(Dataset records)
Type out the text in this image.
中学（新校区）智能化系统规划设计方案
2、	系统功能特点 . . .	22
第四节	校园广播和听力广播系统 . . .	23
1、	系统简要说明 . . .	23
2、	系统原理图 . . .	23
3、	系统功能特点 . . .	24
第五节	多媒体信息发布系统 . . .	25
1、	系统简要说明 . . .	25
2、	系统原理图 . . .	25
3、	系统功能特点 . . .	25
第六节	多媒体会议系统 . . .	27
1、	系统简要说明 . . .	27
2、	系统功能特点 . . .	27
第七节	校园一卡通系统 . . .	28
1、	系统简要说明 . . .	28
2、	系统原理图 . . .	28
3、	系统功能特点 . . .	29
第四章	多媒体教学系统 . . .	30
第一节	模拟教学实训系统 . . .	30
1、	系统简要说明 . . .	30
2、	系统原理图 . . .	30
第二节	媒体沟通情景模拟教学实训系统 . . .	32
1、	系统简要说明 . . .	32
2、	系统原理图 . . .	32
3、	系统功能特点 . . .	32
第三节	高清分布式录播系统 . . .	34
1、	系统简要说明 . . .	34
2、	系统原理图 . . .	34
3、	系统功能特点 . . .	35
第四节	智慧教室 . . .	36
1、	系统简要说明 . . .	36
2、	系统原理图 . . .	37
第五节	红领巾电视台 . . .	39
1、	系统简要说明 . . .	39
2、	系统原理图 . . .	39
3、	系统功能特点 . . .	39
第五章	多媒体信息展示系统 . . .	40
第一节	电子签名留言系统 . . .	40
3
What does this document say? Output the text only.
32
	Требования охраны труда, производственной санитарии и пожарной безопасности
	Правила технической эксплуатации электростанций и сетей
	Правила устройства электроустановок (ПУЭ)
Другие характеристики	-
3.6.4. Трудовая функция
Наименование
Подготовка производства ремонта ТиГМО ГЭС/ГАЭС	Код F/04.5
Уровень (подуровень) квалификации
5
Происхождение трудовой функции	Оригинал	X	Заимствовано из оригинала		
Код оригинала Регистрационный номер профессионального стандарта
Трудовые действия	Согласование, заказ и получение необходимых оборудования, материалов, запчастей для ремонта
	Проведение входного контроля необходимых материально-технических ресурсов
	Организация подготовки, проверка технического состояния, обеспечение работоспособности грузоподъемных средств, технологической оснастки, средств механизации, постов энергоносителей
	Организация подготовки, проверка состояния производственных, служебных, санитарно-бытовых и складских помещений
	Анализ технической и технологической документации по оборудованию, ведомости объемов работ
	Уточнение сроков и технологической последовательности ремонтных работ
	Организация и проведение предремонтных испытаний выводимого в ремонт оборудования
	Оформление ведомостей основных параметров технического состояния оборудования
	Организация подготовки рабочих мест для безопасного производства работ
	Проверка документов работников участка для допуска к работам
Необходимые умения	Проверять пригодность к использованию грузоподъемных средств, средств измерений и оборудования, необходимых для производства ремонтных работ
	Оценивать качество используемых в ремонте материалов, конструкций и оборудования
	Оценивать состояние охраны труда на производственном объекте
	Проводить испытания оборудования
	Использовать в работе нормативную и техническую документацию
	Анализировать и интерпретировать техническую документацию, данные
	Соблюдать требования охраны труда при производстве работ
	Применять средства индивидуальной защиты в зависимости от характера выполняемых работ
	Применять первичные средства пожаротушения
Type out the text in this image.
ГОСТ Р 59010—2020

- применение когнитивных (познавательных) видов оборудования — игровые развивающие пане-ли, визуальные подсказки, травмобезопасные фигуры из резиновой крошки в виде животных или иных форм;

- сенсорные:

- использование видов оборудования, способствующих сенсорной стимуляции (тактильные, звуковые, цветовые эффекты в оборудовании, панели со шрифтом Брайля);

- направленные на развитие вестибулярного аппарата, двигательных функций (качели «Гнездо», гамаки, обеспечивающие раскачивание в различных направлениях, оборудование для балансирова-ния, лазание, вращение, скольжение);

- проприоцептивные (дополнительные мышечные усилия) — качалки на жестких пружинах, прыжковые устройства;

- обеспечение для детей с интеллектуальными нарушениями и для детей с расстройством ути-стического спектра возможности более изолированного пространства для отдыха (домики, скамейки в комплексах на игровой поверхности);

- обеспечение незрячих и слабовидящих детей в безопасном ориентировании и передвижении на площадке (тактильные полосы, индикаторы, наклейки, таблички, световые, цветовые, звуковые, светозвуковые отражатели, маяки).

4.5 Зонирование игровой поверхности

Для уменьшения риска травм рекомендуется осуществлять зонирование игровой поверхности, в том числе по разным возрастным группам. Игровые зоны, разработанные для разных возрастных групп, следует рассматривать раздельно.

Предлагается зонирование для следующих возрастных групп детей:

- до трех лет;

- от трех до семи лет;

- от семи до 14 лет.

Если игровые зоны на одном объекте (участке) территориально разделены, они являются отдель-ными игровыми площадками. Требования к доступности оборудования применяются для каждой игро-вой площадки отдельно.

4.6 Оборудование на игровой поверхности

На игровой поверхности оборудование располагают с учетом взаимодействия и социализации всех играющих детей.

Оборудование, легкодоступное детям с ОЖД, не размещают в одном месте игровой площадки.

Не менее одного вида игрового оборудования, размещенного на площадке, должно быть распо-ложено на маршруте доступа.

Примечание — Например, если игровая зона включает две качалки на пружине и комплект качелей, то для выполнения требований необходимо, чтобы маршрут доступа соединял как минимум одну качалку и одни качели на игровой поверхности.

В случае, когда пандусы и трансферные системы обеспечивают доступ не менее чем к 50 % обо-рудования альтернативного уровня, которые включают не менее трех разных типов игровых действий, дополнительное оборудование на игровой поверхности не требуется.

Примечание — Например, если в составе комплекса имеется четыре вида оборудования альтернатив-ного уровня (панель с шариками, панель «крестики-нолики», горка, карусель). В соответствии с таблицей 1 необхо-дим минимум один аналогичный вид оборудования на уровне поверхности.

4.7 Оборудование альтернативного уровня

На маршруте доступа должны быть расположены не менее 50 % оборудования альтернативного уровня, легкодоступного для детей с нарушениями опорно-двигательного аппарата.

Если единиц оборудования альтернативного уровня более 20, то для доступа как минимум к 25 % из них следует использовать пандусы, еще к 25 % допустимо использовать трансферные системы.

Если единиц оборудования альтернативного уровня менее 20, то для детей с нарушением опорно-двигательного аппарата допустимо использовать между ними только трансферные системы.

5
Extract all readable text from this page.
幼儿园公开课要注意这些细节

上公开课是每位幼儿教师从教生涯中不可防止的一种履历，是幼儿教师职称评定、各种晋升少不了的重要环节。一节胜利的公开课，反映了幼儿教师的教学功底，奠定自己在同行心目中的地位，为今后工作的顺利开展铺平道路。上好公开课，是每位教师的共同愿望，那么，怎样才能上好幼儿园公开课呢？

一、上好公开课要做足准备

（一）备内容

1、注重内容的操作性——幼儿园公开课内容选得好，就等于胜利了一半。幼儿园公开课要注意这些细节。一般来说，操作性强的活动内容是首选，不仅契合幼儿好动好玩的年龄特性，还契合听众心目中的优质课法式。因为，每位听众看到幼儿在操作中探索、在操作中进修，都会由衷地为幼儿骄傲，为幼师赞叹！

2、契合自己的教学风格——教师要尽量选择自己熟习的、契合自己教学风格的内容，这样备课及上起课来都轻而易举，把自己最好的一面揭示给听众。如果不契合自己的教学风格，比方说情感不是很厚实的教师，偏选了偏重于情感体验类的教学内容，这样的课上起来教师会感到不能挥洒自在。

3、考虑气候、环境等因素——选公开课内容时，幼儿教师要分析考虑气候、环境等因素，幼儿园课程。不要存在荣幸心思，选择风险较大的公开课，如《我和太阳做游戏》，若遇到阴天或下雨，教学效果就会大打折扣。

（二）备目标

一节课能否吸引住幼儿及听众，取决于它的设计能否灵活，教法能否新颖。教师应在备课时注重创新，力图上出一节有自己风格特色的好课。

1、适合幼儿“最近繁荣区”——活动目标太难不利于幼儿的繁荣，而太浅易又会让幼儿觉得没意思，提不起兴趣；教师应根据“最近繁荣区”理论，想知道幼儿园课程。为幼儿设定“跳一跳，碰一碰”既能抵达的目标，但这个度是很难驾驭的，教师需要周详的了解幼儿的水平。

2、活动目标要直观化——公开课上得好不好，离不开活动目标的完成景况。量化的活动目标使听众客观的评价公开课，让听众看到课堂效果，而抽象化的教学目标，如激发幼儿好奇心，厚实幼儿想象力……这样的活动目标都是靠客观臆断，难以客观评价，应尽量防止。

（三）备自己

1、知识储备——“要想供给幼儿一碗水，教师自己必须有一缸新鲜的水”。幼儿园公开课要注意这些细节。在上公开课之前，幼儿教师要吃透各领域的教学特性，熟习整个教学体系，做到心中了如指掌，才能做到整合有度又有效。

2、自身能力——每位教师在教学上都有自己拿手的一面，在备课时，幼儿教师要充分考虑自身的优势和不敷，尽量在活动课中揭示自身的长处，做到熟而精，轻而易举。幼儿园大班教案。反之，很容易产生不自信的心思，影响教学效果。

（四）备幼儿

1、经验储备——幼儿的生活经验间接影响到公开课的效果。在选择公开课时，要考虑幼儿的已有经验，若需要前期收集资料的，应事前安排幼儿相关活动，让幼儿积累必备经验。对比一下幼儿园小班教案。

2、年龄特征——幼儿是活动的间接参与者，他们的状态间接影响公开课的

- STATED TASK -
Write out only what runs from the line holding "Extract all readable text from this page." through the last line of the records, exactly as shown.

- TASK RESULT -
Extract all readable text from this page.
幼儿园公开课要注意这些细节

上公开课是每位幼儿教师从教生涯中不可防止的一种履历，是幼儿教师职称评定、各种晋升少不了的重要环节。一节胜利的公开课，反映了幼儿教师的教学功底，奠定自己在同行心目中的地位，为今后工作的顺利开展铺平道路。上好公开课，是每位教师的共同愿望，那么，怎样才能上好幼儿园公开课呢？

一、上好公开课要做足准备

（一）备内容

1、注重内容的操作性——幼儿园公开课内容选得好，就等于胜利了一半。幼儿园公开课要注意这些细节。一般来说，操作性强的活动内容是首选，不仅契合幼儿好动好玩的年龄特性，还契合听众心目中的优质课法式。因为，每位听众看到幼儿在操作中探索、在操作中进修，都会由衷地为幼儿骄傲，为幼师赞叹！

2、契合自己的教学风格——教师要尽量选择自己熟习的、契合自己教学风格的内容，这样备课及上起课来都轻而易举，把自己最好的一面揭示给听众。如果不契合自己的教学风格，比方说情感不是很厚实的教师，偏选了偏重于情感体验类的教学内容，这样的课上起来教师会感到不能挥洒自在。

3、考虑气候、环境等因素——选公开课内容时，幼儿教师要分析考虑气候、环境等因素，幼儿园课程。不要存在荣幸心思，选择风险较大的公开课，如《我和太阳做游戏》，若遇到阴天或下雨，教学效果就会大打折扣。

（二）备目标

一节课能否吸引住幼儿及听众，取决于它的设计能否灵活，教法能否新颖。教师应在备课时注重创新，力图上出一节有自己风格特色的好课。

1、适合幼儿“最近繁荣区”——活动目标太难不利于幼儿的繁荣，而太浅易又会让幼儿觉得没意思，提不起兴趣；教师应根据“最近繁荣区”理论，想知道幼儿园课程。为幼儿设定“跳一跳，碰一碰”既能抵达的目标，但这个度是很难驾驭的，教师需要周详的了解幼儿的水平。

2、活动目标要直观化——公开课上得好不好，离不开活动目标的完成景况。量化的活动目标使听众客观的评价公开课，让听众看到课堂效果，而抽象化的教学目标，如激发幼儿好奇心，厚实幼儿想象力……这样的活动目标都是靠客观臆断，难以客观评价，应尽量防止。

（三）备自己

1、知识储备——“要想供给幼儿一碗水，教师自己必须有一缸新鲜的水”。幼儿园公开课要注意这些细节。在上公开课之前，幼儿教师要吃透各领域的教学特性，熟习整个教学体系，做到心中了如指掌，才能做到整合有度又有效。

2、自身能力——每位教师在教学上都有自己拿手的一面，在备课时，幼儿教师要充分考虑自身的优势和不敷，尽量在活动课中揭示自身的长处，做到熟而精，轻而易举。幼儿园大班教案。反之，很容易产生不自信的心思，影响教学效果。

（四）备幼儿

1、经验储备——幼儿的生活经验间接影响到公开课的效果。在选择公开课时，要考虑幼儿的已有经验，若需要前期收集资料的，应事前安排幼儿相关活动，让幼儿积累必备经验。对比一下幼儿园小班教案。

2、年龄特征——幼儿是活动的间接参与者，他们的状态间接影响公开课的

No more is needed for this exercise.